Extracted text start

Kootenays launch for Cigarettes

Every year for the past five years, I've come out to the Kootenays to teach writing in schools in New Denver and Nakusp, as well as the occasional foray into Kimberley, Invermere, and Golden. I've been welcomed into the community in these places, especially in New Denver, where I've spent most of my Kootenay time. So it seemed like a good place to hold a launch for Buying Cigarettes for the Dog. Well, just one town over, in Silverton. Here's the guff:

TORONTO WRITER TO LAUNCH NEW STORY COLLECTION IN THE KOOTENAYS ON MAY 21

Stuart Ross, who has become a familiar fixture in New Denver and Nakusp schools, where he teaches creative writing each spring, will launch his acclaimed new short-story collection in the Kootenays on May 21.

The launch for Buying Cigarettes for the Dog, published in April by upstart Calgary press Freehand Books, takes place at 7 pm at the Cup and Saucer Café in Silverton. Ross will read from his new book, and will be joined by two special guests, local writers Diana Hartog and Peter McPhee, who will read from their poetry.

Diana Hartog, a New Denver resident and one of the guest readers at the May 21 launch, has been a major figure in Canada’s literary landscape for decades. She is the author of four acclaimed books of poetry, most recently Ink Monkey (Brick Books, 2006). Hartog has won both the BC Book Prize and the Gerald Lampert Award for her poetry. Her novel The Photographer’s Sweetheart was released in 1996 by Overlook Press to rave reviews.

Extracted text end
Entries provided start

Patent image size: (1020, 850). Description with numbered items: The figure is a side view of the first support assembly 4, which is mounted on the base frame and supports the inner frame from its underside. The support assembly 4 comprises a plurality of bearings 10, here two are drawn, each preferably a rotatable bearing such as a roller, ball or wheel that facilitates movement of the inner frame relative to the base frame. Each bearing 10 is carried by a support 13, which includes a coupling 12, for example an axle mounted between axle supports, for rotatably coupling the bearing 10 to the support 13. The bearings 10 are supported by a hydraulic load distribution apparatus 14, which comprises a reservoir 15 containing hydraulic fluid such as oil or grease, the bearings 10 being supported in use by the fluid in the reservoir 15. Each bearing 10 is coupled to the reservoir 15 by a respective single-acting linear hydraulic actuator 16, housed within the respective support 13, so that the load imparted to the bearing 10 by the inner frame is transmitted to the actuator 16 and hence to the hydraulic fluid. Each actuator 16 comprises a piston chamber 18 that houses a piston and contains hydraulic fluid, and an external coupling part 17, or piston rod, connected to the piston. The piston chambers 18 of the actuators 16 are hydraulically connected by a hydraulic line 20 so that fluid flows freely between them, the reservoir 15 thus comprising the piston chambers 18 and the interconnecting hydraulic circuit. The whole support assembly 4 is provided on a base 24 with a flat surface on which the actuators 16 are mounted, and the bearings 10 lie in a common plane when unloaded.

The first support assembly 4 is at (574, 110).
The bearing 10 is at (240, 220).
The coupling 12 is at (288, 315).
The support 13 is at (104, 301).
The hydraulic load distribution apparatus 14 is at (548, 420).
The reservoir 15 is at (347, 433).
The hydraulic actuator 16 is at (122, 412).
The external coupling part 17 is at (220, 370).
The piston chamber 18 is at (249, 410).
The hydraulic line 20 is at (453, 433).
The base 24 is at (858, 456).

Entries provided end

According to the text on the Kootenays launch, which press published Buying Cigarettes for the Dog?

◆ Result for this exercise: Freehand Books, a Calgary press.